### WHAT TO DO
Set each record down exactly, excluding all images.

Start of RECORDS PROVIDED

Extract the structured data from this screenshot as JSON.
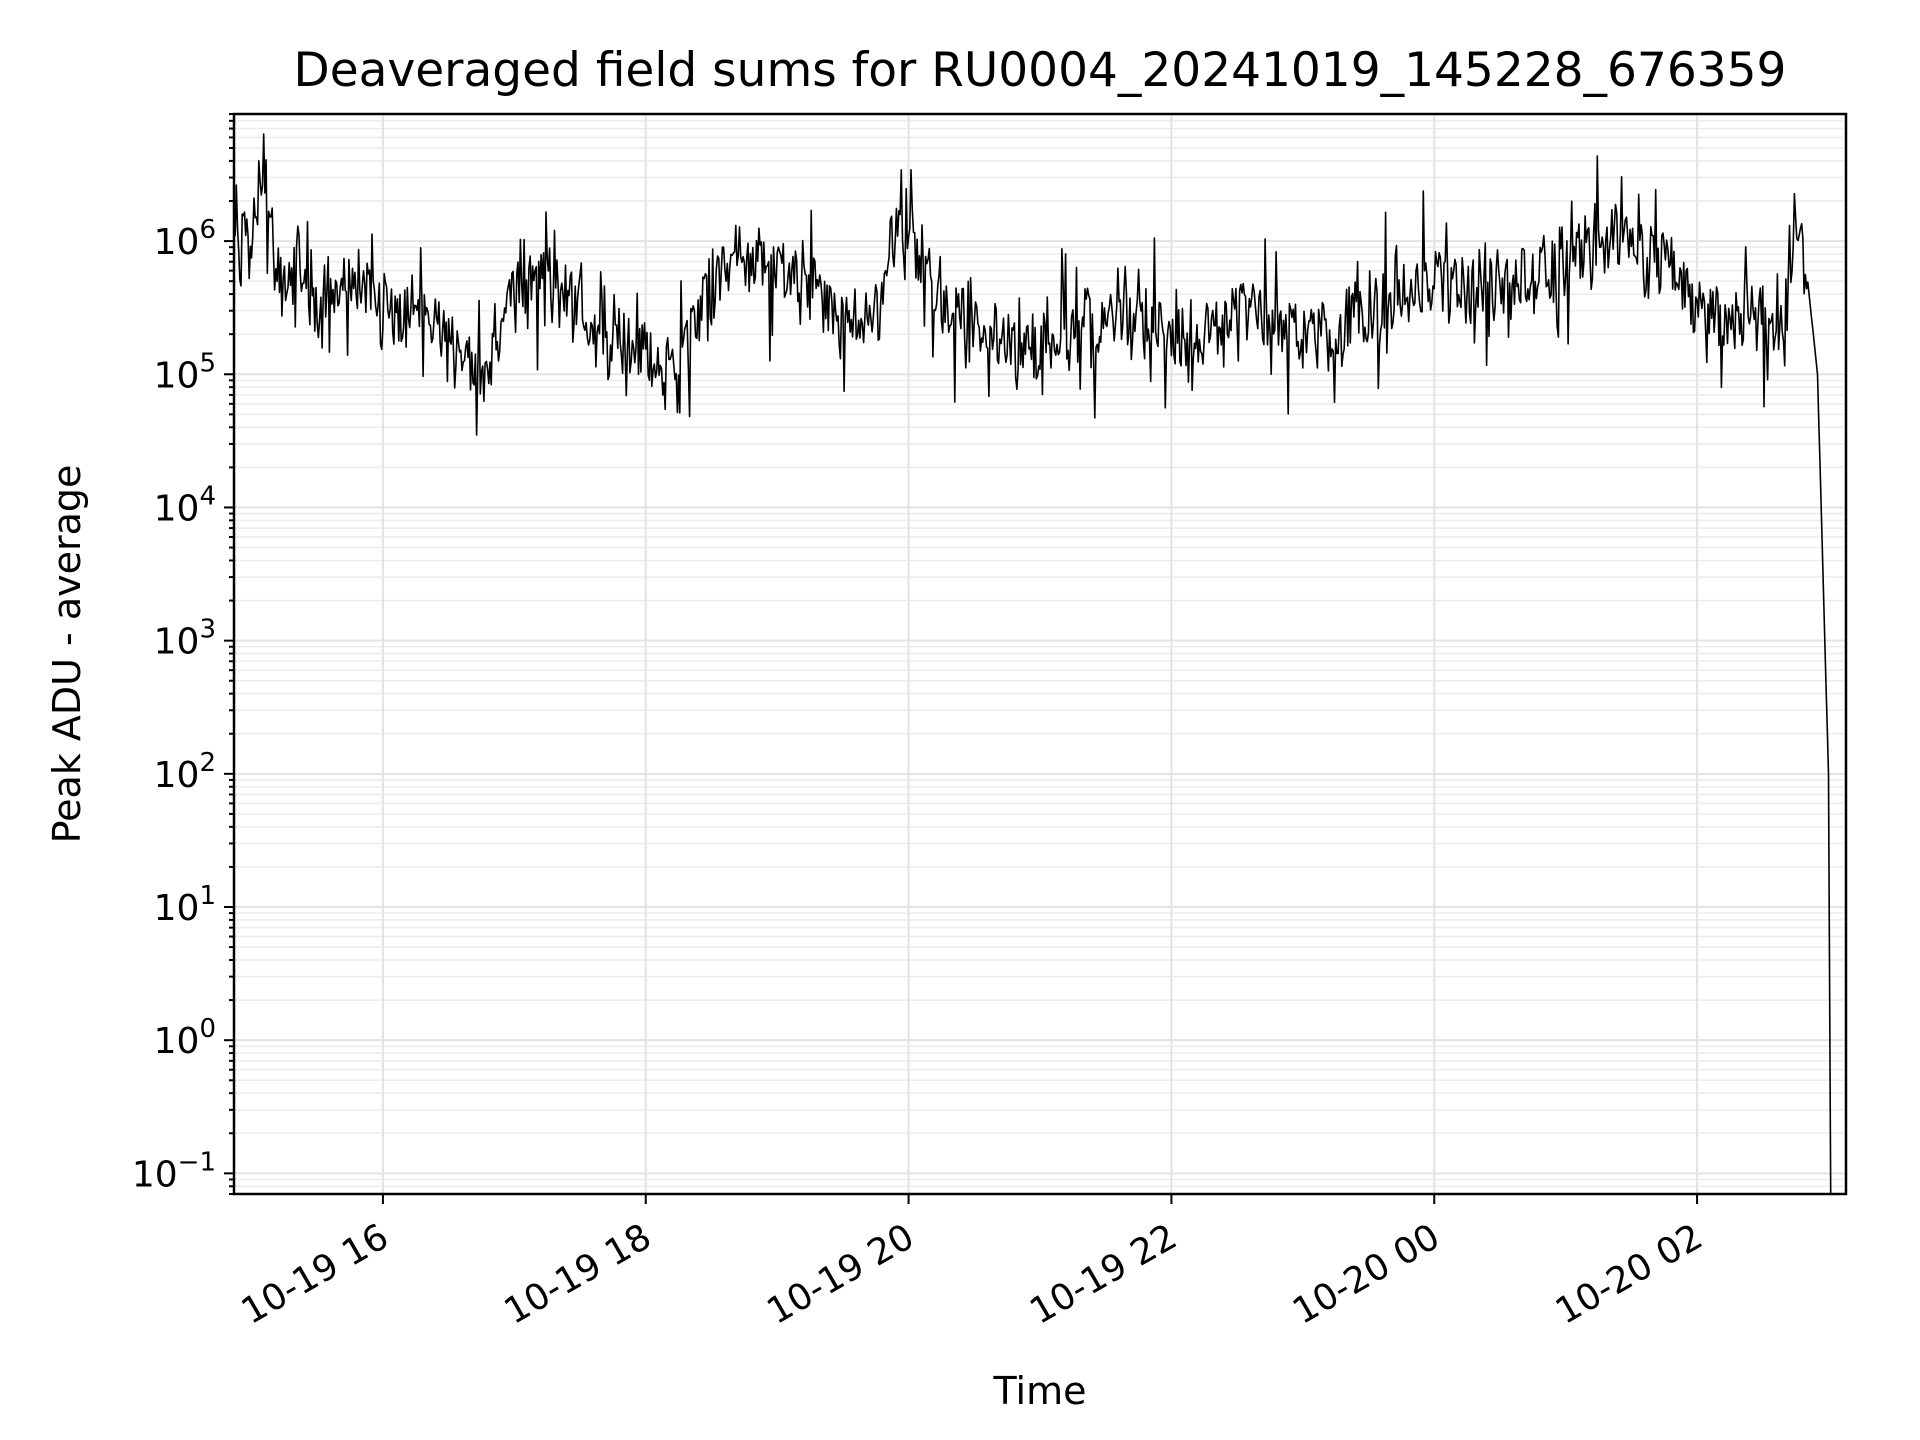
{
  "chart_data": {
    "type": "line",
    "title": "Deaveraged field sums for RU0004_20241019_145228_676359",
    "xlabel": "Time",
    "ylabel": "Peak ADU - average",
    "yscale": "log",
    "ylim": [
      0.07,
      9000000
    ],
    "xlim": [
      "2024-10-19 14:52",
      "2024-10-20 03:08"
    ],
    "grid": true,
    "x_ticks": [
      {
        "value": "2024-10-19 16:00",
        "label": "10-19 16"
      },
      {
        "value": "2024-10-19 18:00",
        "label": "10-19 18"
      },
      {
        "value": "2024-10-19 20:00",
        "label": "10-19 20"
      },
      {
        "value": "2024-10-19 22:00",
        "label": "10-19 22"
      },
      {
        "value": "2024-10-20 00:00",
        "label": "10-20 00"
      },
      {
        "value": "2024-10-20 02:00",
        "label": "10-20 02"
      }
    ],
    "y_ticks": [
      {
        "value": 0.1,
        "base": "10",
        "exp": "−1"
      },
      {
        "value": 1,
        "base": "10",
        "exp": "0"
      },
      {
        "value": 10,
        "base": "10",
        "exp": "1"
      },
      {
        "value": 100,
        "base": "10",
        "exp": "2"
      },
      {
        "value": 1000,
        "base": "10",
        "exp": "3"
      },
      {
        "value": 10000,
        "base": "10",
        "exp": "4"
      },
      {
        "value": 100000,
        "base": "10",
        "exp": "5"
      },
      {
        "value": 1000000,
        "base": "10",
        "exp": "6"
      }
    ],
    "series": [
      {
        "color": "#000000",
        "x": [
          "2024-10-19 14:52",
          "2024-10-19 15:00",
          "2024-10-19 15:05",
          "2024-10-19 15:10",
          "2024-10-19 15:15",
          "2024-10-19 15:20",
          "2024-10-19 15:30",
          "2024-10-19 15:45",
          "2024-10-19 16:00",
          "2024-10-19 16:15",
          "2024-10-19 16:30",
          "2024-10-19 16:45",
          "2024-10-19 17:00",
          "2024-10-19 17:15",
          "2024-10-19 17:30",
          "2024-10-19 17:45",
          "2024-10-19 18:00",
          "2024-10-19 18:15",
          "2024-10-19 18:30",
          "2024-10-19 18:45",
          "2024-10-19 19:00",
          "2024-10-19 19:15",
          "2024-10-19 19:30",
          "2024-10-19 19:45",
          "2024-10-19 19:55",
          "2024-10-19 20:05",
          "2024-10-19 20:15",
          "2024-10-19 20:30",
          "2024-10-19 20:45",
          "2024-10-19 21:00",
          "2024-10-19 21:15",
          "2024-10-19 21:30",
          "2024-10-19 21:45",
          "2024-10-19 22:00",
          "2024-10-19 22:15",
          "2024-10-19 22:30",
          "2024-10-19 22:45",
          "2024-10-19 23:00",
          "2024-10-19 23:15",
          "2024-10-19 23:30",
          "2024-10-19 23:45",
          "2024-10-20 00:00",
          "2024-10-20 00:15",
          "2024-10-20 00:30",
          "2024-10-20 00:45",
          "2024-10-20 01:00",
          "2024-10-20 01:15",
          "2024-10-20 01:30",
          "2024-10-20 01:45",
          "2024-10-20 02:00",
          "2024-10-20 02:15",
          "2024-10-20 02:30",
          "2024-10-20 02:40",
          "2024-10-20 02:45",
          "2024-10-20 02:50",
          "2024-10-20 02:55",
          "2024-10-20 03:00",
          "2024-10-20 03:01"
        ],
        "y": [
          1100000,
          1200000,
          3500000,
          700000,
          400000,
          900000,
          250000,
          600000,
          300000,
          250000,
          200000,
          90000,
          400000,
          600000,
          300000,
          200000,
          150000,
          120000,
          500000,
          700000,
          600000,
          400000,
          250000,
          300000,
          1500000,
          700000,
          300000,
          250000,
          200000,
          150000,
          200000,
          250000,
          300000,
          200000,
          180000,
          300000,
          250000,
          200000,
          150000,
          300000,
          400000,
          500000,
          450000,
          400000,
          600000,
          800000,
          900000,
          1000000,
          700000,
          300000,
          250000,
          300000,
          200000,
          2000000,
          600000,
          100000,
          100,
          0.07
        ]
      }
    ]
  }
}
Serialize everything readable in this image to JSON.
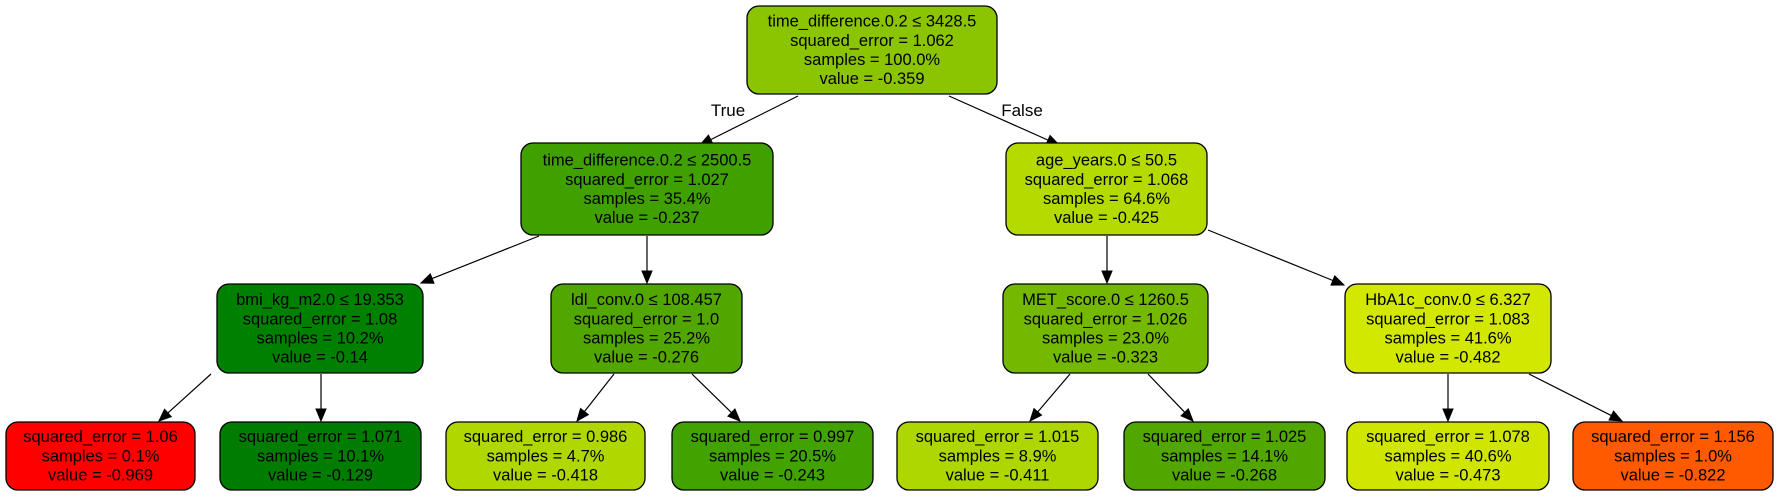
{
  "edge_labels": {
    "true_label": "True",
    "false_label": "False"
  },
  "nodes": [
    {
      "id": "root",
      "color": "#8bc400",
      "lines": [
        "time_difference.0.2 ≤ 3428.5",
        "squared_error = 1.062",
        "samples = 100.0%",
        "value = -0.359"
      ]
    },
    {
      "id": "n1",
      "color": "#40a000",
      "lines": [
        "time_difference.0.2 ≤ 2500.5",
        "squared_error = 1.027",
        "samples = 35.4%",
        "value = -0.237"
      ]
    },
    {
      "id": "n2",
      "color": "#b5da00",
      "lines": [
        "age_years.0 ≤ 50.5",
        "squared_error = 1.068",
        "samples = 64.6%",
        "value = -0.425"
      ]
    },
    {
      "id": "n3",
      "color": "#008000",
      "lines": [
        "bmi_kg_m2.0 ≤ 19.353",
        "squared_error = 1.08",
        "samples = 10.2%",
        "value = -0.14"
      ]
    },
    {
      "id": "n4",
      "color": "#52a600",
      "lines": [
        "ldl_conv.0 ≤ 108.457",
        "squared_error = 1.0",
        "samples = 25.2%",
        "value = -0.276"
      ]
    },
    {
      "id": "n5",
      "color": "#74b800",
      "lines": [
        "MET_score.0 ≤ 1260.5",
        "squared_error = 1.026",
        "samples = 23.0%",
        "value = -0.323"
      ]
    },
    {
      "id": "n6",
      "color": "#d3e800",
      "lines": [
        "HbA1c_conv.0 ≤ 6.327",
        "squared_error = 1.083",
        "samples = 41.6%",
        "value = -0.482"
      ]
    },
    {
      "id": "l1",
      "color": "#ff0000",
      "lines": [
        "squared_error = 1.06",
        "samples = 0.1%",
        "value = -0.969"
      ]
    },
    {
      "id": "l2",
      "color": "#007c00",
      "lines": [
        "squared_error = 1.071",
        "samples = 10.1%",
        "value = -0.129"
      ]
    },
    {
      "id": "l3",
      "color": "#b0d800",
      "lines": [
        "squared_error = 0.986",
        "samples = 4.7%",
        "value = -0.418"
      ]
    },
    {
      "id": "l4",
      "color": "#42a200",
      "lines": [
        "squared_error = 0.997",
        "samples = 20.5%",
        "value = -0.243"
      ]
    },
    {
      "id": "l5",
      "color": "#aed600",
      "lines": [
        "squared_error = 1.015",
        "samples = 8.9%",
        "value = -0.411"
      ]
    },
    {
      "id": "l6",
      "color": "#52a600",
      "lines": [
        "squared_error = 1.025",
        "samples = 14.1%",
        "value = -0.268"
      ]
    },
    {
      "id": "l7",
      "color": "#d0e600",
      "lines": [
        "squared_error = 1.078",
        "samples = 40.6%",
        "value = -0.473"
      ]
    },
    {
      "id": "l8",
      "color": "#ff5a00",
      "lines": [
        "squared_error = 1.156",
        "samples = 1.0%",
        "value = -0.822"
      ]
    }
  ],
  "edges": [
    {
      "from": "root",
      "to": "n1"
    },
    {
      "from": "root",
      "to": "n2"
    },
    {
      "from": "n1",
      "to": "n3"
    },
    {
      "from": "n1",
      "to": "n4"
    },
    {
      "from": "n2",
      "to": "n5"
    },
    {
      "from": "n2",
      "to": "n6"
    },
    {
      "from": "n3",
      "to": "l1"
    },
    {
      "from": "n3",
      "to": "l2"
    },
    {
      "from": "n4",
      "to": "l3"
    },
    {
      "from": "n4",
      "to": "l4"
    },
    {
      "from": "n5",
      "to": "l5"
    },
    {
      "from": "n5",
      "to": "l6"
    },
    {
      "from": "n6",
      "to": "l7"
    },
    {
      "from": "n6",
      "to": "l8"
    }
  ]
}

End of RECORDS PROVIDED

### RESULT OF THIS EXERCISE
Extract the structured data from this screenshot as JSON.
{
  "chart_data": {
    "type": "line",
    "title": "Deaveraged field sums for RU0004_20241019_145228_676359",
    "xlabel": "Time",
    "ylabel": "Peak ADU - average",
    "yscale": "log",
    "ylim": [
      0.07,
      9000000
    ],
    "xlim": [
      "2024-10-19 14:52",
      "2024-10-20 03:08"
    ],
    "grid": true,
    "x_ticks": [
      {
        "value": "2024-10-19 16:00",
        "label": "10-19 16"
      },
      {
        "value": "2024-10-19 18:00",
        "label": "10-19 18"
      },
      {
        "value": "2024-10-19 20:00",
        "label": "10-19 20"
      },
      {
        "value": "2024-10-19 22:00",
        "label": "10-19 22"
      },
      {
        "value": "2024-10-20 00:00",
        "label": "10-20 00"
      },
      {
        "value": "2024-10-20 02:00",
        "label": "10-20 02"
      }
    ],
    "y_ticks": [
      {
        "value": 0.1,
        "base": "10",
        "exp": "−1"
      },
      {
        "value": 1,
        "base": "10",
        "exp": "0"
      },
      {
        "value": 10,
        "base": "10",
        "exp": "1"
      },
      {
        "value": 100,
        "base": "10",
        "exp": "2"
      },
      {
        "value": 1000,
        "base": "10",
        "exp": "3"
      },
      {
        "value": 10000,
        "base": "10",
        "exp": "4"
      },
      {
        "value": 100000,
        "base": "10",
        "exp": "5"
      },
      {
        "value": 1000000,
        "base": "10",
        "exp": "6"
      }
    ],
    "series": [
      {
        "color": "#000000",
        "x": [
          "2024-10-19 14:52",
          "2024-10-19 15:00",
          "2024-10-19 15:05",
          "2024-10-19 15:10",
          "2024-10-19 15:15",
          "2024-10-19 15:20",
          "2024-10-19 15:30",
          "2024-10-19 15:45",
          "2024-10-19 16:00",
          "2024-10-19 16:15",
          "2024-10-19 16:30",
          "2024-10-19 16:45",
          "2024-10-19 17:00",
          "2024-10-19 17:15",
          "2024-10-19 17:30",
          "2024-10-19 17:45",
          "2024-10-19 18:00",
          "2024-10-19 18:15",
          "2024-10-19 18:30",
          "2024-10-19 18:45",
          "2024-10-19 19:00",
          "2024-10-19 19:15",
          "2024-10-19 19:30",
          "2024-10-19 19:45",
          "2024-10-19 19:55",
          "2024-10-19 20:05",
          "2024-10-19 20:15",
          "2024-10-19 20:30",
          "2024-10-19 20:45",
          "2024-10-19 21:00",
          "2024-10-19 21:15",
          "2024-10-19 21:30",
          "2024-10-19 21:45",
          "2024-10-19 22:00",
          "2024-10-19 22:15",
          "2024-10-19 22:30",
          "2024-10-19 22:45",
          "2024-10-19 23:00",
          "2024-10-19 23:15",
          "2024-10-19 23:30",
          "2024-10-19 23:45",
          "2024-10-20 00:00",
          "2024-10-20 00:15",
          "2024-10-20 00:30",
          "2024-10-20 00:45",
          "2024-10-20 01:00",
          "2024-10-20 01:15",
          "2024-10-20 01:30",
          "2024-10-20 01:45",
          "2024-10-20 02:00",
          "2024-10-20 02:15",
          "2024-10-20 02:30",
          "2024-10-20 02:40",
          "2024-10-20 02:45",
          "2024-10-20 02:50",
          "2024-10-20 02:55",
          "2024-10-20 03:00",
          "2024-10-20 03:01"
        ],
        "y": [
          1100000,
          1200000,
          3500000,
          700000,
          400000,
          900000,
          250000,
          600000,
          300000,
          250000,
          200000,
          90000,
          400000,
          600000,
          300000,
          200000,
          150000,
          120000,
          500000,
          700000,
          600000,
          400000,
          250000,
          300000,
          1500000,
          700000,
          300000,
          250000,
          200000,
          150000,
          200000,
          250000,
          300000,
          200000,
          180000,
          300000,
          250000,
          200000,
          150000,
          300000,
          400000,
          500000,
          450000,
          400000,
          600000,
          800000,
          900000,
          1000000,
          700000,
          300000,
          250000,
          300000,
          200000,
          2000000,
          600000,
          100000,
          100,
          0.07
        ]
      }
    ]
  }
}
Serialize everything readable in this image to JSON.
{
  "edge_labels": {
    "true_label": "True",
    "false_label": "False"
  },
  "nodes": [
    {
      "id": "root",
      "color": "#8bc400",
      "lines": [
        "time_difference.0.2 ≤ 3428.5",
        "squared_error = 1.062",
        "samples = 100.0%",
        "value = -0.359"
      ]
    },
    {
      "id": "n1",
      "color": "#40a000",
      "lines": [
        "time_difference.0.2 ≤ 2500.5",
        "squared_error = 1.027",
        "samples = 35.4%",
        "value = -0.237"
      ]
    },
    {
      "id": "n2",
      "color": "#b5da00",
      "lines": [
        "age_years.0 ≤ 50.5",
        "squared_error = 1.068",
        "samples = 64.6%",
        "value = -0.425"
      ]
    },
    {
      "id": "n3",
      "color": "#008000",
      "lines": [
        "bmi_kg_m2.0 ≤ 19.353",
        "squared_error = 1.08",
        "samples = 10.2%",
        "value = -0.14"
      ]
    },
    {
      "id": "n4",
      "color": "#52a600",
      "lines": [
        "ldl_conv.0 ≤ 108.457",
        "squared_error = 1.0",
        "samples = 25.2%",
        "value = -0.276"
      ]
    },
    {
      "id": "n5",
      "color": "#74b800",
      "lines": [
        "MET_score.0 ≤ 1260.5",
        "squared_error = 1.026",
        "samples = 23.0%",
        "value = -0.323"
      ]
    },
    {
      "id": "n6",
      "color": "#d3e800",
      "lines": [
        "HbA1c_conv.0 ≤ 6.327",
        "squared_error = 1.083",
        "samples = 41.6%",
        "value = -0.482"
      ]
    },
    {
      "id": "l1",
      "color": "#ff0000",
      "lines": [
        "squared_error = 1.06",
        "samples = 0.1%",
        "value = -0.969"
      ]
    },
    {
      "id": "l2",
      "color": "#007c00",
      "lines": [
        "squared_error = 1.071",
        "samples = 10.1%",
        "value = -0.129"
      ]
    },
    {
      "id": "l3",
      "color": "#b0d800",
      "lines": [
        "squared_error = 0.986",
        "samples = 4.7%",
        "value = -0.418"
      ]
    },
    {
      "id": "l4",
      "color": "#42a200",
      "lines": [
        "squared_error = 0.997",
        "samples = 20.5%",
        "value = -0.243"
      ]
    },
    {
      "id": "l5",
      "color": "#aed600",
      "lines": [
        "squared_error = 1.015",
        "samples = 8.9%",
        "value = -0.411"
      ]
    },
    {
      "id": "l6",
      "color": "#52a600",
      "lines": [
        "squared_error = 1.025",
        "samples = 14.1%",
        "value = -0.268"
      ]
    },
    {
      "id": "l7",
      "color": "#d0e600",
      "lines": [
        "squared_error = 1.078",
        "samples = 40.6%",
        "value = -0.473"
      ]
    },
    {
      "id": "l8",
      "color": "#ff5a00",
      "lines": [
        "squared_error = 1.156",
        "samples = 1.0%",
        "value = -0.822"
      ]
    }
  ],
  "edges": [
    {
      "from": "root",
      "to": "n1"
    },
    {
      "from": "root",
      "to": "n2"
    },
    {
      "from": "n1",
      "to": "n3"
    },
    {
      "from": "n1",
      "to": "n4"
    },
    {
      "from": "n2",
      "to": "n5"
    },
    {
      "from": "n2",
      "to": "n6"
    },
    {
      "from": "n3",
      "to": "l1"
    },
    {
      "from": "n3",
      "to": "l2"
    },
    {
      "from": "n4",
      "to": "l3"
    },
    {
      "from": "n4",
      "to": "l4"
    },
    {
      "from": "n5",
      "to": "l5"
    },
    {
      "from": "n5",
      "to": "l6"
    },
    {
      "from": "n6",
      "to": "l7"
    },
    {
      "from": "n6",
      "to": "l8"
    }
  ]
}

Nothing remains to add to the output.